[Layout region records]
+---+

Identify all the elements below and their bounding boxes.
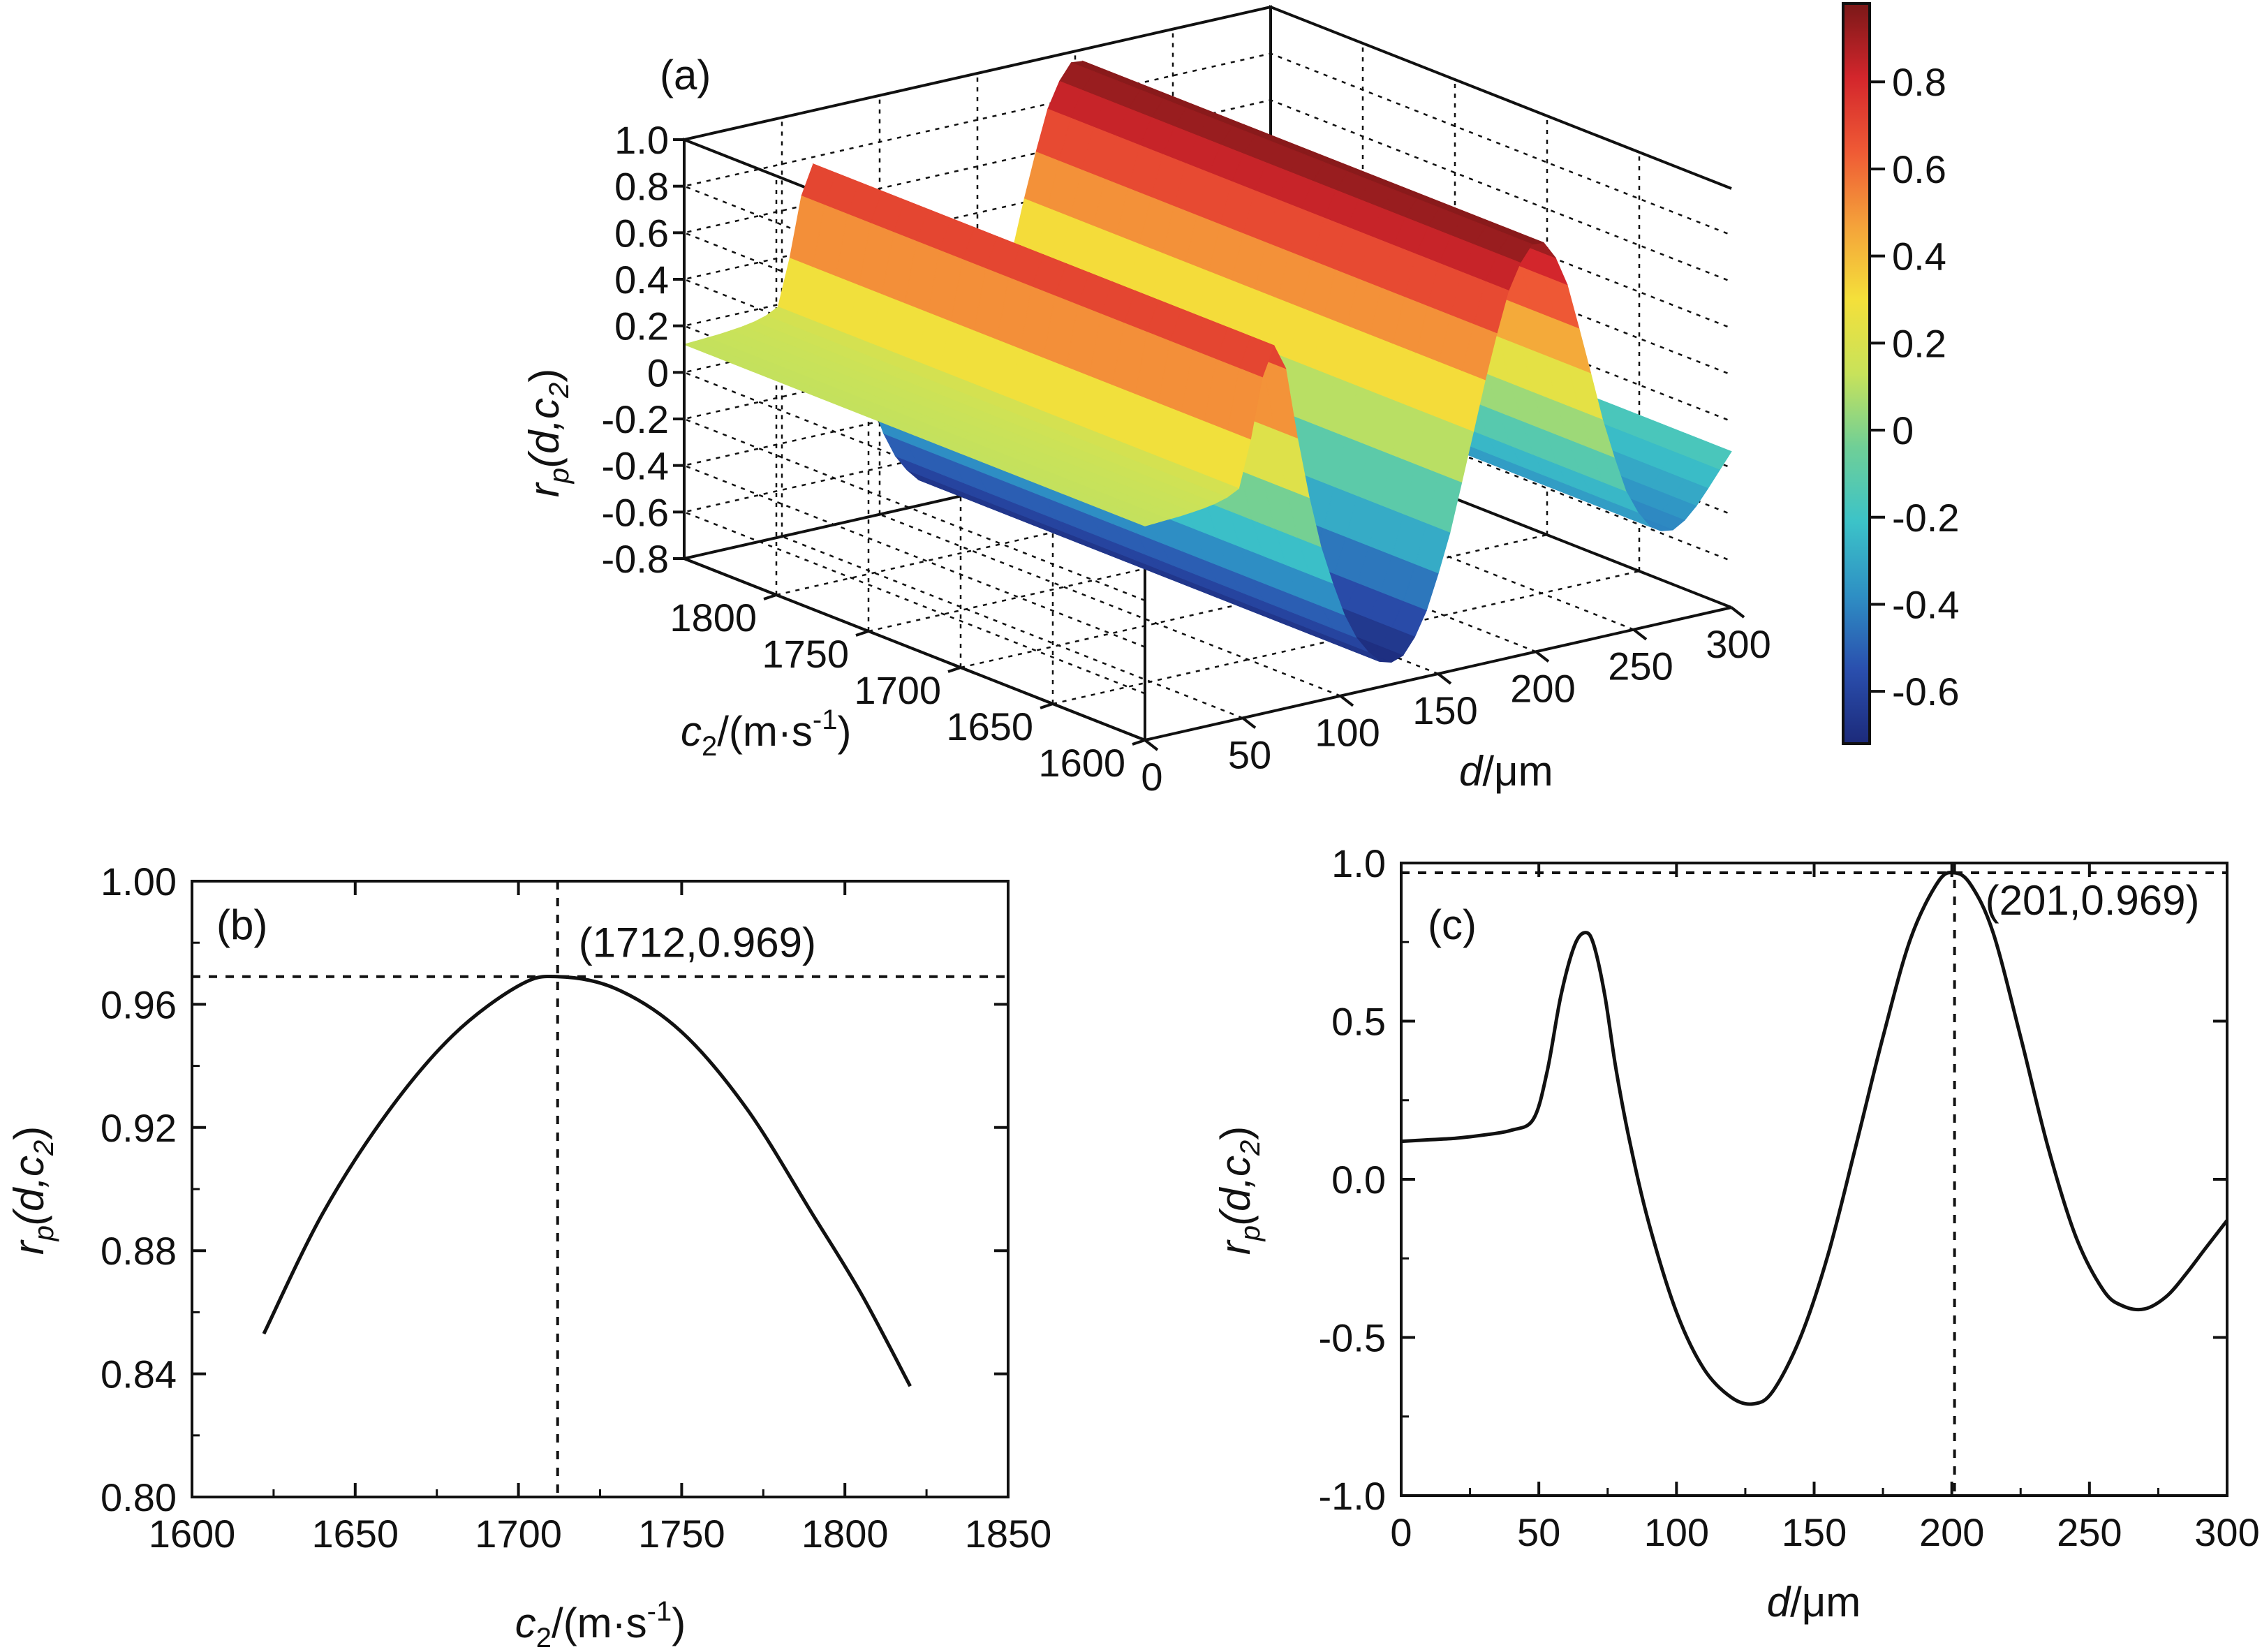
c2-tick-label: 1600	[1038, 741, 1125, 785]
panel-b-series-line	[262, 974, 912, 1387]
panel-a-label: (a)	[660, 52, 711, 98]
panel-c-line-chart: 0 50 100 150 200 250 300-1.0-0.50.00.51.0 (c) …	[1212, 841, 2260, 1625]
z-tick-label: -0.2	[602, 397, 670, 441]
panel-b-xlabel: c2/(m·s-1)	[515, 1596, 686, 1652]
d-tick-label: 0	[1141, 755, 1162, 799]
c2-tick-label: 1650	[946, 705, 1033, 748]
x-tick-label: 200	[1919, 1510, 1984, 1554]
x-tick-label: 150	[1782, 1510, 1847, 1554]
colorbar-tick-label: 0.4	[1892, 235, 1946, 279]
d-tick-label: 100	[1315, 711, 1380, 755]
panel-a-zlabel: rp(d,c2)	[521, 369, 575, 498]
panel-b-ylabel: rp(d,c2)	[6, 1126, 59, 1255]
c2-tick-label: 1700	[854, 668, 941, 712]
c2-tick	[947, 666, 961, 673]
d-tick-label: 300	[1706, 622, 1771, 666]
x-tick-label: 250	[2057, 1510, 2122, 1554]
y-tick-label: 0.88	[101, 1229, 177, 1273]
panel-a-tick-labels: 05010015020025030016001650170017501800-0…	[602, 118, 1771, 799]
d-tick-label: 50	[1228, 732, 1271, 776]
z-tick-label: 0	[647, 351, 669, 394]
grid-line	[781, 536, 1243, 719]
x-tick-label: 1800	[801, 1512, 889, 1556]
panel-c-ylabel: rp(d,c2)	[1212, 1126, 1266, 1255]
panel-b-ticks: 1600 1650 1700 1750 1800 1850 0.80 0.84 0.88 0.92…	[101, 860, 1051, 1556]
panel-b-label: (b)	[216, 901, 267, 948]
x-tick-label: 1850	[965, 1512, 1052, 1556]
x-tick-label: 50	[1517, 1510, 1560, 1554]
c2-tick	[855, 630, 869, 637]
panel-c-ticks: 0 50 100 150 200 250 300 -1.0 -0.5 0.0 0.5 1.0	[1319, 841, 2260, 1554]
panel-a-surface-plot: 05010015020025030016001650170017501800-0…	[521, 2, 1960, 799]
d-tick	[1339, 695, 1354, 707]
grid-line	[1052, 570, 1640, 705]
x-tick-label: 300	[2194, 1510, 2259, 1554]
x-tick-label: 1700	[475, 1512, 562, 1556]
c2-tick-label: 1750	[762, 632, 849, 676]
d-tick-label: 150	[1412, 688, 1477, 732]
d-tick	[1535, 650, 1550, 663]
c2-tick	[763, 593, 777, 600]
x-tick-label: 1650	[312, 1512, 399, 1556]
y-tick-label: 0.96	[101, 982, 177, 1026]
d-tick	[1437, 672, 1452, 685]
z-tick-label: -0.4	[602, 444, 670, 488]
panel-b-line-chart: 1600 1650 1700 1750 1800 1850 0.80 0.84 0.88 0.92…	[6, 860, 1051, 1652]
y-tick-label: -0.5	[1319, 1316, 1387, 1360]
d-tick-label: 200	[1510, 666, 1575, 710]
y-tick-label: 0.5	[1331, 1000, 1386, 1044]
panel-b-annotation: (1712,0.969)	[579, 920, 816, 966]
front-edge-c2	[683, 557, 1146, 742]
panel-a-xlabel: d/μm	[1459, 748, 1553, 795]
colorbar-tick-label: 0.2	[1892, 321, 1946, 365]
c2-tick	[1132, 739, 1146, 746]
panel-c-frame	[1400, 862, 2228, 1497]
y-tick-label: 1.00	[101, 860, 177, 904]
grid-line	[879, 513, 1341, 697]
x-tick-label: 1750	[638, 1512, 725, 1556]
surface-patch	[1121, 513, 1158, 526]
panel-c-series-line	[1400, 871, 2228, 1406]
colorbar-tick-label: -0.6	[1892, 670, 1960, 714]
z-tick-label: -0.8	[602, 537, 670, 581]
z-tick-label: 0.6	[614, 211, 669, 255]
d-tick	[1632, 628, 1648, 641]
panel-c-annotation: (201,0.969)	[1986, 877, 2200, 924]
colorbar-tick-label: 0	[1892, 408, 1914, 452]
y-tick-label: 0.0	[1331, 1158, 1386, 1202]
colorbar-tick-label: 0.6	[1892, 147, 1946, 191]
panel-a-ylabel: c2/(m·s-1)	[681, 705, 851, 762]
x-tick-label: 100	[1644, 1510, 1709, 1554]
panel-a-surface	[683, 60, 1732, 663]
grid-line	[960, 533, 1548, 669]
y-tick-label: 0.80	[101, 1475, 177, 1519]
d-tick	[1730, 606, 1745, 619]
y-tick-label: 1.0	[1331, 841, 1386, 885]
z-tick-label: 1.0	[614, 118, 669, 162]
c2-tick	[1040, 702, 1054, 709]
c2-tick-label: 1800	[670, 596, 757, 640]
colorbar-tick-label: -0.4	[1892, 582, 1960, 626]
d-tick	[1144, 739, 1159, 751]
x-tick-label: 0	[1390, 1510, 1412, 1554]
y-tick-label: 0.84	[101, 1352, 177, 1396]
z-tick-label: 0.8	[614, 165, 669, 209]
colorbar-tick-label: -0.2	[1892, 496, 1960, 540]
panel-b-frame	[191, 880, 1010, 1498]
y-tick-label: 0.92	[101, 1106, 177, 1150]
d-tick	[1241, 716, 1257, 729]
colorbar-gradient	[1842, 2, 1871, 745]
panel-c-xlabel: d/μm	[1767, 1579, 1861, 1625]
y-tick-label: -1.0	[1319, 1474, 1387, 1518]
z-tick-label: 0.2	[614, 304, 669, 348]
panel-a-colorbar: -0.6 -0.4 -0.2 0 0.2 0.4 0.6 0.8	[1842, 2, 1960, 745]
x-tick-label: 1600	[149, 1512, 236, 1556]
d-tick-label: 250	[1608, 644, 1673, 688]
z-tick-label: -0.6	[602, 490, 670, 534]
panel-c-label: (c)	[1428, 901, 1477, 948]
colorbar-tick-label: 0.8	[1892, 60, 1946, 104]
z-tick-label: 0.4	[614, 258, 669, 302]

+---+

_WHAT TO PRODUCE:_ Recast the lines above as a Markdown table with two columns, "Row" for the row number and "Line" for the line, covering every line and skipping blank lines. Leave the pictures out of the table.

_THE COMPLETED TASK:_
| Row | Line |
|---|---|
| 1 | Identify all the elements below and their bounding boxes. |
| 2 | c2-tick-label: 1600	[1038, 741, 1125, 785] |
| 3 | panel-b-series-line	[262, 974, 912, 1387] |
| 4 | panel-a-label: (a)	[660, 52, 711, 98] |
| 5 | panel-c-line-chart: 0 50 100 150 200 250 300-1.0-0.50.00.51.0 (c) …	[1212, 841, 2260, 1625] |
| 6 | z-tick-label: -0.2	[602, 397, 670, 441] |
| 7 | panel-b-xlabel: c2/(m·s-1)	[515, 1596, 686, 1652] |
| 8 | d-tick-label: 0	[1141, 755, 1162, 799] |
| 9 | c2-tick-label: 1650	[946, 705, 1033, 748] |
| 10 | x-tick-label: 200	[1919, 1510, 1984, 1554] |
| 11 | x-tick-label: 150	[1782, 1510, 1847, 1554] |
| 12 | colorbar-tick-label: 0.4	[1892, 235, 1946, 279] |
| 13 | d-tick-label: 100	[1315, 711, 1380, 755] |
| 14 | panel-a-zlabel: rp(d,c2)	[521, 369, 575, 498] |
| 15 | panel-b-ylabel: rp(d,c2)	[6, 1126, 59, 1255] |
| 16 | c2-tick-label: 1700	[854, 668, 941, 712] |
| 17 | c2-tick	[947, 666, 961, 673] |
| 18 | d-tick-label: 300	[1706, 622, 1771, 666] |
| 19 | x-tick-label: 250	[2057, 1510, 2122, 1554] |
| 20 | y-tick-label: 0.88	[101, 1229, 177, 1273] |
| 21 | panel-a-tick-labels: 05010015020025030016001650170017501800-0…	[602, 118, 1771, 799] |
| 22 | d-tick-label: 50	[1228, 732, 1271, 776] |
| 23 | z-tick-label: 0	[647, 351, 669, 394] |
| 24 | grid-line	[781, 536, 1243, 719] |
| 25 | x-tick-label: 1800	[801, 1512, 889, 1556] |
| 26 | panel-c-ylabel: rp(d,c2)	[1212, 1126, 1266, 1255] |
| 27 | panel-b-ticks: 1600 1650 1700 1750 1800 1850 0.80 0.84 0.88 0.92…	[101, 860, 1051, 1556] |
| 28 | panel-b-label: (b)	[216, 901, 267, 948] |
| 29 | x-tick-label: 1850	[965, 1512, 1052, 1556] |
| 30 | x-tick-label: 50	[1517, 1510, 1560, 1554] |
| 31 | c2-tick	[855, 630, 869, 637] |
| 32 | panel-c-ticks: 0 50 100 150 200 250 300 -1.0 -0.5 0.0 0.5 1.0	[1319, 841, 2260, 1554] |
| 33 | panel-a-surface-plot: 05010015020025030016001650170017501800-0…	[521, 2, 1960, 799] |
| 34 | d-tick	[1339, 695, 1354, 707] |
| 35 | grid-line	[1052, 570, 1640, 705] |
| 36 | x-tick-label: 300	[2194, 1510, 2259, 1554] |
| 37 | x-tick-label: 1700	[475, 1512, 562, 1556] |
| 38 | c2-tick-label: 1750	[762, 632, 849, 676] |
| 39 | d-tick-label: 150	[1412, 688, 1477, 732] |
| 40 | d-tick	[1535, 650, 1550, 663] |
| 41 | c2-tick	[763, 593, 777, 600] |
| 42 | x-tick-label: 1650	[312, 1512, 399, 1556] |
| 43 | y-tick-label: 0.96	[101, 982, 177, 1026] |
| 44 | d-tick	[1437, 672, 1452, 685] |
| 45 | z-tick-label: -0.4	[602, 444, 670, 488] |
| 46 | panel-b-line-chart: 1600 1650 1700 1750 1800 1850 0.80 0.84 0.88 0.92…	[6, 860, 1051, 1652] |
| 47 | y-tick-label: -0.5	[1319, 1316, 1387, 1360] |
| 48 | d-tick-label: 200	[1510, 666, 1575, 710] |
| 49 | y-tick-label: 0.5	[1331, 1000, 1386, 1044] |
| 50 | panel-b-annotation: (1712,0.969)	[579, 920, 816, 966] |
| 51 | front-edge-c2	[683, 557, 1146, 742] |
| 52 | panel-a-xlabel: d/μm	[1459, 748, 1553, 795] |
| 53 | colorbar-tick-label: 0.2	[1892, 321, 1946, 365] |
| 54 | c2-tick	[1132, 739, 1146, 746] |
| 55 | panel-c-frame	[1400, 862, 2228, 1497] |
| 56 | y-tick-label: 1.00	[101, 860, 177, 904] |
| 57 | grid-line	[879, 513, 1341, 697] |
| 58 | x-tick-label: 1750	[638, 1512, 725, 1556] |
| 59 | surface-patch	[1121, 513, 1158, 526] |
| 60 | panel-c-series-line	[1400, 871, 2228, 1406] |
| 61 | colorbar-tick-label: -0.6	[1892, 670, 1960, 714] |
| 62 | z-tick-label: -0.8	[602, 537, 670, 581] |
| 63 | z-tick-label: 0.6	[614, 211, 669, 255] |
| 64 | d-tick	[1632, 628, 1648, 641] |
| 65 | panel-c-annotation: (201,0.969)	[1986, 877, 2200, 924] |
| 66 | colorbar-tick-label: 0	[1892, 408, 1914, 452] |
| 67 | y-tick-label: 0.0	[1331, 1158, 1386, 1202] |
| 68 | colorbar-tick-label: 0.6	[1892, 147, 1946, 191] |
| 69 | panel-a-ylabel: c2/(m·s-1)	[681, 705, 851, 762] |
| 70 | x-tick-label: 100	[1644, 1510, 1709, 1554] |
| 71 | panel-a-surface	[683, 60, 1732, 663] |
| 72 | grid-line	[960, 533, 1548, 669] |
| 73 | y-tick-label: 0.80	[101, 1475, 177, 1519] |
| 74 | d-tick	[1730, 606, 1745, 619] |
| 75 | y-tick-label: 1.0	[1331, 841, 1386, 885] |
| 76 | z-tick-label: 1.0	[614, 118, 669, 162] |
| 77 | c2-tick	[1040, 702, 1054, 709] |
| 78 | c2-tick-label: 1800	[670, 596, 757, 640] |
| 79 | colorbar-tick-label: -0.4	[1892, 582, 1960, 626] |
| 80 | d-tick	[1144, 739, 1159, 751] |
| 81 | x-tick-label: 0	[1390, 1510, 1412, 1554] |
| 82 | y-tick-label: 0.84	[101, 1352, 177, 1396] |
| 83 | z-tick-label: 0.8	[614, 165, 669, 209] |
| 84 | colorbar-tick-label: -0.2	[1892, 496, 1960, 540] |
| 85 | panel-b-frame	[191, 880, 1010, 1498] |
| 86 | y-tick-label: 0.92	[101, 1106, 177, 1150] |
| 87 | d-tick	[1241, 716, 1257, 729] |
| 88 | colorbar-gradient	[1842, 2, 1871, 745] |
| 89 | panel-c-xlabel: d/μm	[1767, 1579, 1861, 1625] |
| 90 | y-tick-label: -1.0	[1319, 1474, 1387, 1518] |
| 91 | z-tick-label: 0.2	[614, 304, 669, 348] |
| 92 | panel-a-colorbar: -0.6 -0.4 -0.2 0 0.2 0.4 0.6 0.8	[1842, 2, 1960, 745] |
| 93 | x-tick-label: 1600	[149, 1512, 236, 1556] |
| 94 | d-tick-label: 250	[1608, 644, 1673, 688] |
| 95 | z-tick-label: -0.6	[602, 490, 670, 534] |
| 96 | panel-c-label: (c)	[1428, 901, 1477, 948] |
| 97 | colorbar-tick-label: 0.8	[1892, 60, 1946, 104] |
| 98 | z-tick-label: 0.4	[614, 258, 669, 302] |